== Written instruction ==
Locate the lines where "util" occurs and copy them as they stand.

== Task material ==
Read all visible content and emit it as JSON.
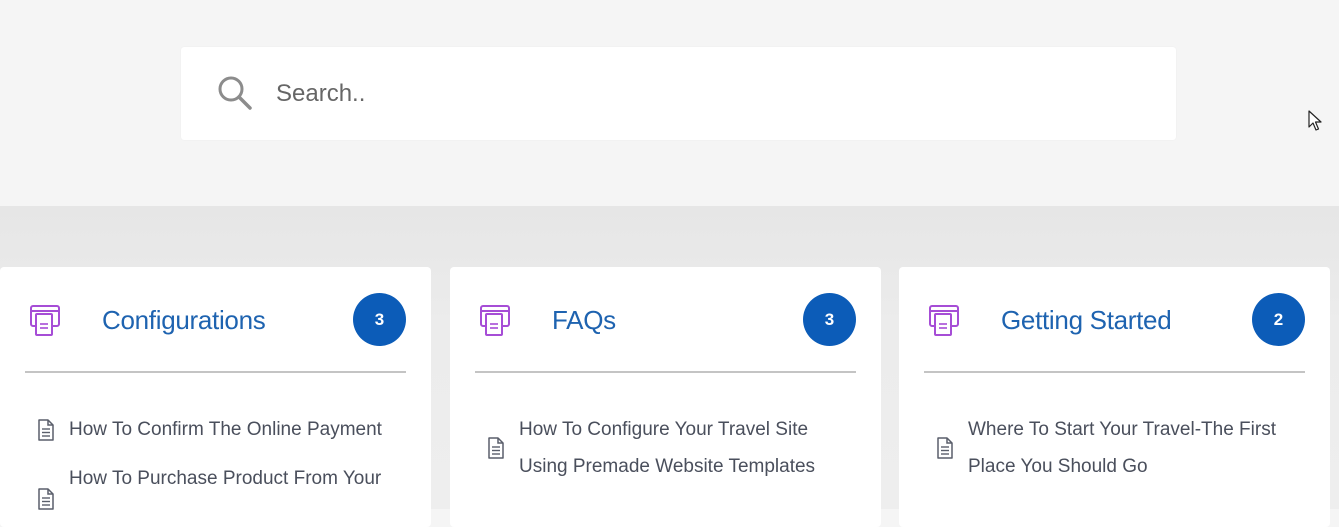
{
  "search": {
    "placeholder": "Search.."
  },
  "cards": [
    {
      "title": "Configurations",
      "count": "3",
      "articles": [
        "How To Confirm The Online Payment",
        "How To Purchase Product From Your"
      ]
    },
    {
      "title": "FAQs",
      "count": "3",
      "articles": [
        "How To Configure Your Travel Site Using Premade Website Templates"
      ]
    },
    {
      "title": "Getting Started",
      "count": "2",
      "articles": [
        "Where To Start Your Travel-The First Place You Should Go"
      ]
    }
  ],
  "colors": {
    "accent": "#1e63b0",
    "badge": "#0c5cb8",
    "icon": "#a64dd6"
  },
  "icons": {
    "search": "search-icon",
    "category": "folder-document-icon",
    "article": "document-icon",
    "pointer": "mouse-cursor-icon"
  }
}
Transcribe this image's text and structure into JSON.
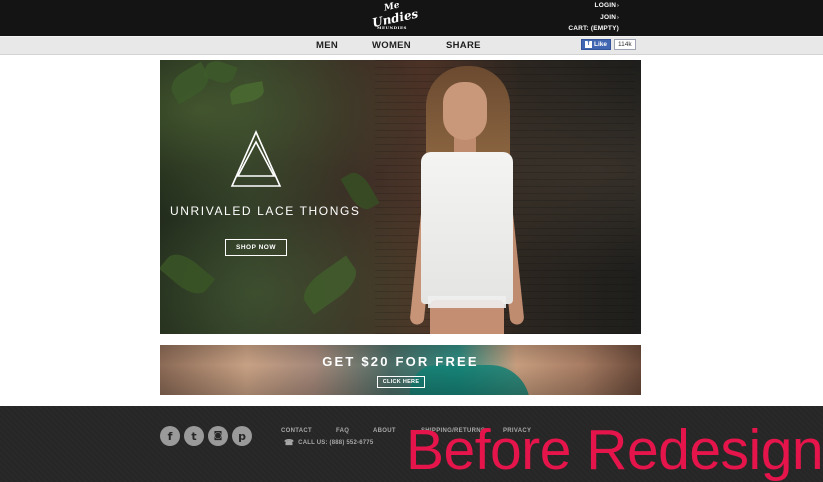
{
  "header": {
    "logo": {
      "line1": "Me",
      "line2": "Undies",
      "line3": "MEUNDIES"
    },
    "account": [
      {
        "label": "LOGIN",
        "arrow": "›"
      },
      {
        "label": "JOIN",
        "arrow": "›"
      },
      {
        "label": "CART: (EMPTY)",
        "arrow": ""
      }
    ]
  },
  "nav": {
    "items": [
      "MEN",
      "WOMEN",
      "SHARE"
    ],
    "fb_like": {
      "label": "Like",
      "icon": "f",
      "count": "114k"
    }
  },
  "hero": {
    "headline": "UNRIVALED LACE THONGS",
    "cta": "SHOP NOW"
  },
  "promo": {
    "title": "GET $20 FOR FREE",
    "cta": "CLICK HERE"
  },
  "footer": {
    "social": [
      {
        "name": "facebook-icon",
        "glyph": "f"
      },
      {
        "name": "twitter-icon",
        "glyph": "t"
      },
      {
        "name": "instagram-icon",
        "glyph": "◙"
      },
      {
        "name": "pinterest-icon",
        "glyph": "p"
      }
    ],
    "links": [
      "CONTACT",
      "FAQ",
      "ABOUT",
      "SHIPPING/RETURNS",
      "PRIVACY"
    ],
    "phone": "CALL US: (888) 552-6775"
  },
  "overlay_text": "Before Redesign",
  "colors": {
    "header": "#141414",
    "nav": "#e8e8e8",
    "footer": "#262626",
    "overlay": "#e5144b",
    "fb": "#4267b2"
  }
}
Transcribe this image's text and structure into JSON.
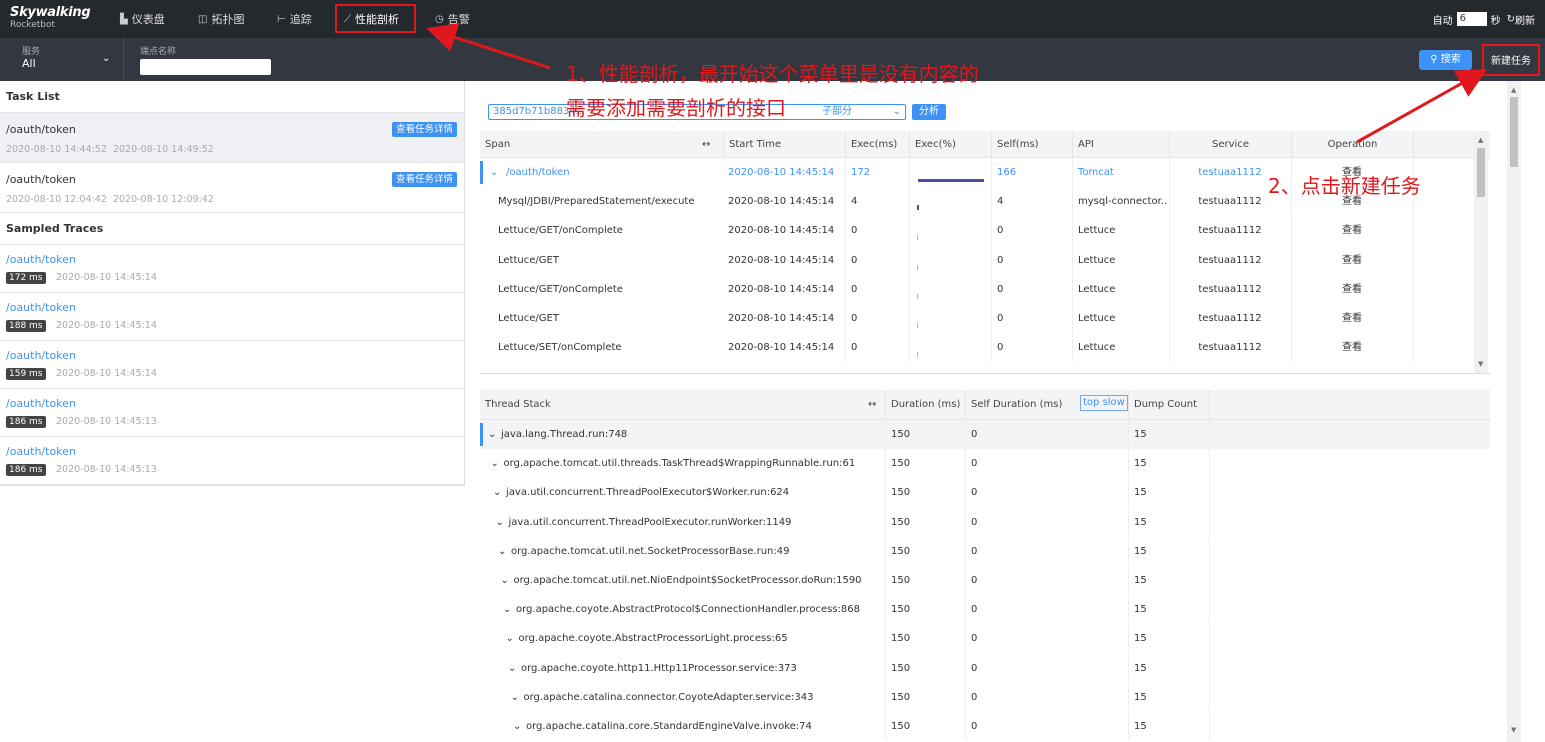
{
  "header": {
    "logo_main": "Skywalking",
    "logo_sub": "Rocketbot",
    "nav": [
      {
        "label": "仪表盘",
        "icon": "bar-chart-icon"
      },
      {
        "label": "拓扑图",
        "icon": "topology-icon"
      },
      {
        "label": "追踪",
        "icon": "trace-icon"
      },
      {
        "label": "性能剖析",
        "icon": "profile-icon"
      },
      {
        "label": "告警",
        "icon": "alarm-icon"
      }
    ],
    "auto_label": "自动",
    "auto_value": "6",
    "sec_label": "秒",
    "refresh_label": "刷新"
  },
  "subbar": {
    "service_label": "服务",
    "service_value": "All",
    "endpoint_label": "端点名称",
    "endpoint_value": "",
    "search_label": "搜索",
    "new_task_label": "新建任务"
  },
  "task_list": {
    "title": "Task List",
    "detail_label": "查看任务详情",
    "items": [
      {
        "name": "/oauth/token",
        "start": "2020-08-10 14:44:52",
        "end": "2020-08-10 14:49:52"
      },
      {
        "name": "/oauth/token",
        "start": "2020-08-10 12:04:42",
        "end": "2020-08-10 12:09:42"
      }
    ]
  },
  "sampled": {
    "title": "Sampled Traces",
    "items": [
      {
        "name": "/oauth/token",
        "duration": "172 ms",
        "time": "2020-08-10 14:45:14"
      },
      {
        "name": "/oauth/token",
        "duration": "188 ms",
        "time": "2020-08-10 14:45:14"
      },
      {
        "name": "/oauth/token",
        "duration": "159 ms",
        "time": "2020-08-10 14:45:14"
      },
      {
        "name": "/oauth/token",
        "duration": "186 ms",
        "time": "2020-08-10 14:45:13"
      },
      {
        "name": "/oauth/token",
        "duration": "186 ms",
        "time": "2020-08-10 14:45:13"
      }
    ]
  },
  "segment": {
    "selected": "385d7b71b8834...",
    "tail": "子部分",
    "analyze_label": "分析"
  },
  "span_table": {
    "headers": {
      "span": "Span",
      "start": "Start Time",
      "exec": "Exec(ms)",
      "exec_pct": "Exec(%)",
      "self": "Self(ms)",
      "api": "API",
      "service": "Service",
      "operation": "Operation"
    },
    "rows": [
      {
        "span": "/oauth/token",
        "start": "2020-08-10 14:45:14",
        "exec": "172",
        "exec_pct": 1.0,
        "self": "166",
        "api": "Tomcat",
        "service": "testuaa1112",
        "op": "查看"
      },
      {
        "span": "Mysql/JDBI/PreparedStatement/execute",
        "start": "2020-08-10 14:45:14",
        "exec": "4",
        "exec_pct": 0.02,
        "self": "4",
        "api": "mysql-connector...",
        "service": "testuaa1112",
        "op": "查看"
      },
      {
        "span": "Lettuce/GET/onComplete",
        "start": "2020-08-10 14:45:14",
        "exec": "0",
        "exec_pct": 0,
        "self": "0",
        "api": "Lettuce",
        "service": "testuaa1112",
        "op": "查看"
      },
      {
        "span": "Lettuce/GET",
        "start": "2020-08-10 14:45:14",
        "exec": "0",
        "exec_pct": 0,
        "self": "0",
        "api": "Lettuce",
        "service": "testuaa1112",
        "op": "查看"
      },
      {
        "span": "Lettuce/GET/onComplete",
        "start": "2020-08-10 14:45:14",
        "exec": "0",
        "exec_pct": 0,
        "self": "0",
        "api": "Lettuce",
        "service": "testuaa1112",
        "op": "查看"
      },
      {
        "span": "Lettuce/GET",
        "start": "2020-08-10 14:45:14",
        "exec": "0",
        "exec_pct": 0,
        "self": "0",
        "api": "Lettuce",
        "service": "testuaa1112",
        "op": "查看"
      },
      {
        "span": "Lettuce/SET/onComplete",
        "start": "2020-08-10 14:45:14",
        "exec": "0",
        "exec_pct": 0,
        "self": "0",
        "api": "Lettuce",
        "service": "testuaa1112",
        "op": "查看"
      }
    ]
  },
  "thread_table": {
    "headers": {
      "stack": "Thread Stack",
      "duration": "Duration (ms)",
      "self": "Self Duration (ms)",
      "top_slow": "top slow",
      "dump": "Dump Count"
    },
    "rows": [
      {
        "name": "java.lang.Thread.run:748",
        "duration": "150",
        "self": "0",
        "dump": "15"
      },
      {
        "name": "org.apache.tomcat.util.threads.TaskThread$WrappingRunnable.run:61",
        "duration": "150",
        "self": "0",
        "dump": "15"
      },
      {
        "name": "java.util.concurrent.ThreadPoolExecutor$Worker.run:624",
        "duration": "150",
        "self": "0",
        "dump": "15"
      },
      {
        "name": "java.util.concurrent.ThreadPoolExecutor.runWorker:1149",
        "duration": "150",
        "self": "0",
        "dump": "15"
      },
      {
        "name": "org.apache.tomcat.util.net.SocketProcessorBase.run:49",
        "duration": "150",
        "self": "0",
        "dump": "15"
      },
      {
        "name": "org.apache.tomcat.util.net.NioEndpoint$SocketProcessor.doRun:1590",
        "duration": "150",
        "self": "0",
        "dump": "15"
      },
      {
        "name": "org.apache.coyote.AbstractProtocol$ConnectionHandler.process:868",
        "duration": "150",
        "self": "0",
        "dump": "15"
      },
      {
        "name": "org.apache.coyote.AbstractProcessorLight.process:65",
        "duration": "150",
        "self": "0",
        "dump": "15"
      },
      {
        "name": "org.apache.coyote.http11.Http11Processor.service:373",
        "duration": "150",
        "self": "0",
        "dump": "15"
      },
      {
        "name": "org.apache.catalina.connector.CoyoteAdapter.service:343",
        "duration": "150",
        "self": "0",
        "dump": "15"
      },
      {
        "name": "org.apache.catalina.core.StandardEngineValve.invoke:74",
        "duration": "150",
        "self": "0",
        "dump": "15"
      }
    ]
  },
  "annotations": {
    "note1_line1": "1、性能剖析，最开始这个菜单里是没有内容的",
    "note1_line2": "需要添加需要剖析的接口",
    "note2": "2、点击新建任务"
  },
  "colors": {
    "accent": "#3d92f5",
    "annotation": "#e0181d",
    "topbar": "#24292e",
    "subbar": "#333840"
  }
}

== Result for this task ==
        "name": "org.apache.tomcat.util.threads.TaskThread$WrappingRunnable.run:61",
        "name": "java.util.concurrent.ThreadPoolExecutor$Worker.run:624",
        "name": "java.util.concurrent.ThreadPoolExecutor.runWorker:1149",
        "name": "org.apache.tomcat.util.net.SocketProcessorBase.run:49",
        "name": "org.apache.tomcat.util.net.NioEndpoint$SocketProcessor.doRun:1590",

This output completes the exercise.